*Exercise brief*. Every record below should be transcribed exactly. Omit the images.

*Data provided*.
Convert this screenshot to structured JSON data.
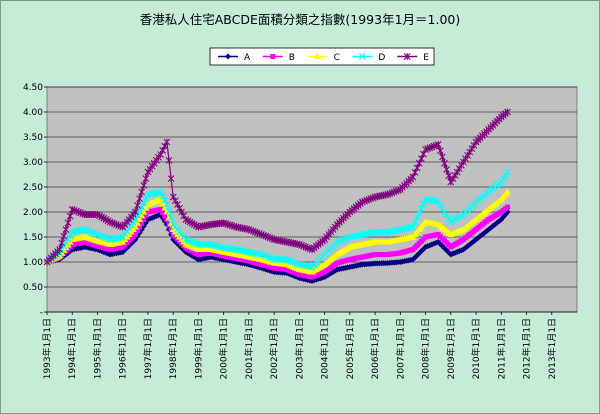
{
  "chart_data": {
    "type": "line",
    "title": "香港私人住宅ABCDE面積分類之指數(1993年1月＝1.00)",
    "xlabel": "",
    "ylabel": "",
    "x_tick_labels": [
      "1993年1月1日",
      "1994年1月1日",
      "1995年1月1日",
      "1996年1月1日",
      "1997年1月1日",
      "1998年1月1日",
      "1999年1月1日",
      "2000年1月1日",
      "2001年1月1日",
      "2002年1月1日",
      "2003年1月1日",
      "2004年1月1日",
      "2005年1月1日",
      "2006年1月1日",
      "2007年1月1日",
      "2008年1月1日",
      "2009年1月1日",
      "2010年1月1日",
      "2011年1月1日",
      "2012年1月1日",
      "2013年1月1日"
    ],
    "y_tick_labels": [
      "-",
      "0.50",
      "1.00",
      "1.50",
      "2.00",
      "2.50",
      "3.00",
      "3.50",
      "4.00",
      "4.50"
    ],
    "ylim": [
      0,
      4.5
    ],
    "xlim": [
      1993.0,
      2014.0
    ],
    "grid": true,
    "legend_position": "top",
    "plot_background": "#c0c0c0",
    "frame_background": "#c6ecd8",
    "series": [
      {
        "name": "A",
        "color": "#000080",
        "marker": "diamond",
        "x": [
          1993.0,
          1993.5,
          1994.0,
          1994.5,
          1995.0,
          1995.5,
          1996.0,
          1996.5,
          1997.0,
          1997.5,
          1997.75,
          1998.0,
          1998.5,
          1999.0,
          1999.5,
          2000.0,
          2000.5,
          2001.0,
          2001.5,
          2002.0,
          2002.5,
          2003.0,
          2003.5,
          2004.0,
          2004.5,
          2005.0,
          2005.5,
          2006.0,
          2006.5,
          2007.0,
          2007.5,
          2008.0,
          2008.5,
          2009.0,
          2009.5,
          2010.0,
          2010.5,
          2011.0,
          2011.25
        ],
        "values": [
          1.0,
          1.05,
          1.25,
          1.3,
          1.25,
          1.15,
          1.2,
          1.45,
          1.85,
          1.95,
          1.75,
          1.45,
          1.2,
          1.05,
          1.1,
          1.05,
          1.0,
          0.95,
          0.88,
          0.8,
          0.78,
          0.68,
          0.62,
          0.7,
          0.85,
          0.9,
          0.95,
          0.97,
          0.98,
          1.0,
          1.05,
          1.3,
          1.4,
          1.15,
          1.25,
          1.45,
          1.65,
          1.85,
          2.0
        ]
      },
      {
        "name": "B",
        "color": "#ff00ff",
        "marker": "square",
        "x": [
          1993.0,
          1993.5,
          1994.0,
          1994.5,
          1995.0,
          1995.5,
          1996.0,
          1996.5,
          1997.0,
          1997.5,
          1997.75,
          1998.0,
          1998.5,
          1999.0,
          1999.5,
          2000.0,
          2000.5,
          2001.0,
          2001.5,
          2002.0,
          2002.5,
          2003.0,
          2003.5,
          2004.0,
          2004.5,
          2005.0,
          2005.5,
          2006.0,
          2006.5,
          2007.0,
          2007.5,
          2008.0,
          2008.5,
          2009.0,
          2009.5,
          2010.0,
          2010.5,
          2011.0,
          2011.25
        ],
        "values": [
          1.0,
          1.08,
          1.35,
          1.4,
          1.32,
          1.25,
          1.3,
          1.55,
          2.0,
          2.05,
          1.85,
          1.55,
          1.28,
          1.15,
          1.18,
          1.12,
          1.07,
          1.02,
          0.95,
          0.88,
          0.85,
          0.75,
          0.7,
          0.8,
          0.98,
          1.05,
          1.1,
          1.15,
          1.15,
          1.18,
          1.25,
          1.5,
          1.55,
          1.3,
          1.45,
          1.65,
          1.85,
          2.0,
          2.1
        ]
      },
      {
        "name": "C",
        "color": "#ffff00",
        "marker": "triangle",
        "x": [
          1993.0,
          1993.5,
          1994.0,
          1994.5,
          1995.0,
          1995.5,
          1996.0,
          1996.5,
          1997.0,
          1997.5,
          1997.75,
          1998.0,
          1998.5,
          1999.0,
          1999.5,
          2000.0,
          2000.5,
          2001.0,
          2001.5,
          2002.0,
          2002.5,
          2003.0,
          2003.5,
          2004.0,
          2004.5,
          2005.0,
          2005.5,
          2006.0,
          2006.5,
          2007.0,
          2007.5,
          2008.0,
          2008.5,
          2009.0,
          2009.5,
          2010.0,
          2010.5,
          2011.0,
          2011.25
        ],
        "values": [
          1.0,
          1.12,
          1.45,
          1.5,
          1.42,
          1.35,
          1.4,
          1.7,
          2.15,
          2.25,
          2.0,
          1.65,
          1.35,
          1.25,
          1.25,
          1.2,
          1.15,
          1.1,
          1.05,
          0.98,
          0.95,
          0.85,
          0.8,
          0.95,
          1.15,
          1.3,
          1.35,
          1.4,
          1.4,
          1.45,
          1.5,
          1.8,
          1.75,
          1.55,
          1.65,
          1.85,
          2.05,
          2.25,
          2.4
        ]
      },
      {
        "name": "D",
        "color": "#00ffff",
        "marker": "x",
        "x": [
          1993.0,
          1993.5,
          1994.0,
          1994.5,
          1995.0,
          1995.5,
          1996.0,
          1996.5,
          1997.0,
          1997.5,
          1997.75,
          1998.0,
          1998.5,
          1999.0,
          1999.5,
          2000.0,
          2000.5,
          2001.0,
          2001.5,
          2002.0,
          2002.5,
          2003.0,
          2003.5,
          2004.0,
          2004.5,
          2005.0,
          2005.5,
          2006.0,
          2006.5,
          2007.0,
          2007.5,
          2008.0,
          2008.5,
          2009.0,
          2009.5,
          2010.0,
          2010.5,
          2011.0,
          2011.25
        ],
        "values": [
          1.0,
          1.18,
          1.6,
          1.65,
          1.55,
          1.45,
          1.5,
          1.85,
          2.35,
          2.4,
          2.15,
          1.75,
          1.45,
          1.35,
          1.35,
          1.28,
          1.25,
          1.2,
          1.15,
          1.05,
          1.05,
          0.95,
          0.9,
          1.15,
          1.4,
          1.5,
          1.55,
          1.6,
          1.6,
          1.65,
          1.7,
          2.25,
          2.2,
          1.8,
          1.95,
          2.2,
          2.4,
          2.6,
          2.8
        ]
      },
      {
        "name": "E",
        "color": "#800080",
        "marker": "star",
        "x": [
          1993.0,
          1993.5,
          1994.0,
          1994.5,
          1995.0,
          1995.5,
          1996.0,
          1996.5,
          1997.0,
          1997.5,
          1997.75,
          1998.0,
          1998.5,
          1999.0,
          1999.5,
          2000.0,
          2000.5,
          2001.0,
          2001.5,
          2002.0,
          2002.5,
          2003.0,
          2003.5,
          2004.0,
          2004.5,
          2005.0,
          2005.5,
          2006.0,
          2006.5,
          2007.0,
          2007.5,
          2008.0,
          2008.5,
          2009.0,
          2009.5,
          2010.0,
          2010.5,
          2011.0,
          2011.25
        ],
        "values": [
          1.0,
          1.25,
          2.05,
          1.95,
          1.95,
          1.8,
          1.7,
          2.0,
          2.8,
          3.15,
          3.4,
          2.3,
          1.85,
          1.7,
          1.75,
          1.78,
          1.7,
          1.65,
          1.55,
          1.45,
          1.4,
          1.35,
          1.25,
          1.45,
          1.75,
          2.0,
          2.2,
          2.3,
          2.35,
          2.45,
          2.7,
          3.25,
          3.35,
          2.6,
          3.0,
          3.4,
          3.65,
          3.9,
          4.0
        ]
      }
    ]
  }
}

*Output for this exercise*.
Convert this screenshot to structured JSON data.
{
  "chart_data": {
    "type": "line",
    "title": "香港私人住宅ABCDE面積分類之指數(1993年1月＝1.00)",
    "xlabel": "",
    "ylabel": "",
    "x_tick_labels": [
      "1993年1月1日",
      "1994年1月1日",
      "1995年1月1日",
      "1996年1月1日",
      "1997年1月1日",
      "1998年1月1日",
      "1999年1月1日",
      "2000年1月1日",
      "2001年1月1日",
      "2002年1月1日",
      "2003年1月1日",
      "2004年1月1日",
      "2005年1月1日",
      "2006年1月1日",
      "2007年1月1日",
      "2008年1月1日",
      "2009年1月1日",
      "2010年1月1日",
      "2011年1月1日",
      "2012年1月1日",
      "2013年1月1日"
    ],
    "y_tick_labels": [
      "-",
      "0.50",
      "1.00",
      "1.50",
      "2.00",
      "2.50",
      "3.00",
      "3.50",
      "4.00",
      "4.50"
    ],
    "ylim": [
      0,
      4.5
    ],
    "xlim": [
      1993.0,
      2014.0
    ],
    "grid": true,
    "legend_position": "top",
    "plot_background": "#c0c0c0",
    "frame_background": "#c6ecd8",
    "series": [
      {
        "name": "A",
        "color": "#000080",
        "marker": "diamond",
        "x": [
          1993.0,
          1993.5,
          1994.0,
          1994.5,
          1995.0,
          1995.5,
          1996.0,
          1996.5,
          1997.0,
          1997.5,
          1997.75,
          1998.0,
          1998.5,
          1999.0,
          1999.5,
          2000.0,
          2000.5,
          2001.0,
          2001.5,
          2002.0,
          2002.5,
          2003.0,
          2003.5,
          2004.0,
          2004.5,
          2005.0,
          2005.5,
          2006.0,
          2006.5,
          2007.0,
          2007.5,
          2008.0,
          2008.5,
          2009.0,
          2009.5,
          2010.0,
          2010.5,
          2011.0,
          2011.25
        ],
        "values": [
          1.0,
          1.05,
          1.25,
          1.3,
          1.25,
          1.15,
          1.2,
          1.45,
          1.85,
          1.95,
          1.75,
          1.45,
          1.2,
          1.05,
          1.1,
          1.05,
          1.0,
          0.95,
          0.88,
          0.8,
          0.78,
          0.68,
          0.62,
          0.7,
          0.85,
          0.9,
          0.95,
          0.97,
          0.98,
          1.0,
          1.05,
          1.3,
          1.4,
          1.15,
          1.25,
          1.45,
          1.65,
          1.85,
          2.0
        ]
      },
      {
        "name": "B",
        "color": "#ff00ff",
        "marker": "square",
        "x": [
          1993.0,
          1993.5,
          1994.0,
          1994.5,
          1995.0,
          1995.5,
          1996.0,
          1996.5,
          1997.0,
          1997.5,
          1997.75,
          1998.0,
          1998.5,
          1999.0,
          1999.5,
          2000.0,
          2000.5,
          2001.0,
          2001.5,
          2002.0,
          2002.5,
          2003.0,
          2003.5,
          2004.0,
          2004.5,
          2005.0,
          2005.5,
          2006.0,
          2006.5,
          2007.0,
          2007.5,
          2008.0,
          2008.5,
          2009.0,
          2009.5,
          2010.0,
          2010.5,
          2011.0,
          2011.25
        ],
        "values": [
          1.0,
          1.08,
          1.35,
          1.4,
          1.32,
          1.25,
          1.3,
          1.55,
          2.0,
          2.05,
          1.85,
          1.55,
          1.28,
          1.15,
          1.18,
          1.12,
          1.07,
          1.02,
          0.95,
          0.88,
          0.85,
          0.75,
          0.7,
          0.8,
          0.98,
          1.05,
          1.1,
          1.15,
          1.15,
          1.18,
          1.25,
          1.5,
          1.55,
          1.3,
          1.45,
          1.65,
          1.85,
          2.0,
          2.1
        ]
      },
      {
        "name": "C",
        "color": "#ffff00",
        "marker": "triangle",
        "x": [
          1993.0,
          1993.5,
          1994.0,
          1994.5,
          1995.0,
          1995.5,
          1996.0,
          1996.5,
          1997.0,
          1997.5,
          1997.75,
          1998.0,
          1998.5,
          1999.0,
          1999.5,
          2000.0,
          2000.5,
          2001.0,
          2001.5,
          2002.0,
          2002.5,
          2003.0,
          2003.5,
          2004.0,
          2004.5,
          2005.0,
          2005.5,
          2006.0,
          2006.5,
          2007.0,
          2007.5,
          2008.0,
          2008.5,
          2009.0,
          2009.5,
          2010.0,
          2010.5,
          2011.0,
          2011.25
        ],
        "values": [
          1.0,
          1.12,
          1.45,
          1.5,
          1.42,
          1.35,
          1.4,
          1.7,
          2.15,
          2.25,
          2.0,
          1.65,
          1.35,
          1.25,
          1.25,
          1.2,
          1.15,
          1.1,
          1.05,
          0.98,
          0.95,
          0.85,
          0.8,
          0.95,
          1.15,
          1.3,
          1.35,
          1.4,
          1.4,
          1.45,
          1.5,
          1.8,
          1.75,
          1.55,
          1.65,
          1.85,
          2.05,
          2.25,
          2.4
        ]
      },
      {
        "name": "D",
        "color": "#00ffff",
        "marker": "x",
        "x": [
          1993.0,
          1993.5,
          1994.0,
          1994.5,
          1995.0,
          1995.5,
          1996.0,
          1996.5,
          1997.0,
          1997.5,
          1997.75,
          1998.0,
          1998.5,
          1999.0,
          1999.5,
          2000.0,
          2000.5,
          2001.0,
          2001.5,
          2002.0,
          2002.5,
          2003.0,
          2003.5,
          2004.0,
          2004.5,
          2005.0,
          2005.5,
          2006.0,
          2006.5,
          2007.0,
          2007.5,
          2008.0,
          2008.5,
          2009.0,
          2009.5,
          2010.0,
          2010.5,
          2011.0,
          2011.25
        ],
        "values": [
          1.0,
          1.18,
          1.6,
          1.65,
          1.55,
          1.45,
          1.5,
          1.85,
          2.35,
          2.4,
          2.15,
          1.75,
          1.45,
          1.35,
          1.35,
          1.28,
          1.25,
          1.2,
          1.15,
          1.05,
          1.05,
          0.95,
          0.9,
          1.15,
          1.4,
          1.5,
          1.55,
          1.6,
          1.6,
          1.65,
          1.7,
          2.25,
          2.2,
          1.8,
          1.95,
          2.2,
          2.4,
          2.6,
          2.8
        ]
      },
      {
        "name": "E",
        "color": "#800080",
        "marker": "star",
        "x": [
          1993.0,
          1993.5,
          1994.0,
          1994.5,
          1995.0,
          1995.5,
          1996.0,
          1996.5,
          1997.0,
          1997.5,
          1997.75,
          1998.0,
          1998.5,
          1999.0,
          1999.5,
          2000.0,
          2000.5,
          2001.0,
          2001.5,
          2002.0,
          2002.5,
          2003.0,
          2003.5,
          2004.0,
          2004.5,
          2005.0,
          2005.5,
          2006.0,
          2006.5,
          2007.0,
          2007.5,
          2008.0,
          2008.5,
          2009.0,
          2009.5,
          2010.0,
          2010.5,
          2011.0,
          2011.25
        ],
        "values": [
          1.0,
          1.25,
          2.05,
          1.95,
          1.95,
          1.8,
          1.7,
          2.0,
          2.8,
          3.15,
          3.4,
          2.3,
          1.85,
          1.7,
          1.75,
          1.78,
          1.7,
          1.65,
          1.55,
          1.45,
          1.4,
          1.35,
          1.25,
          1.45,
          1.75,
          2.0,
          2.2,
          2.3,
          2.35,
          2.45,
          2.7,
          3.25,
          3.35,
          2.6,
          3.0,
          3.4,
          3.65,
          3.9,
          4.0
        ]
      }
    ]
  }
}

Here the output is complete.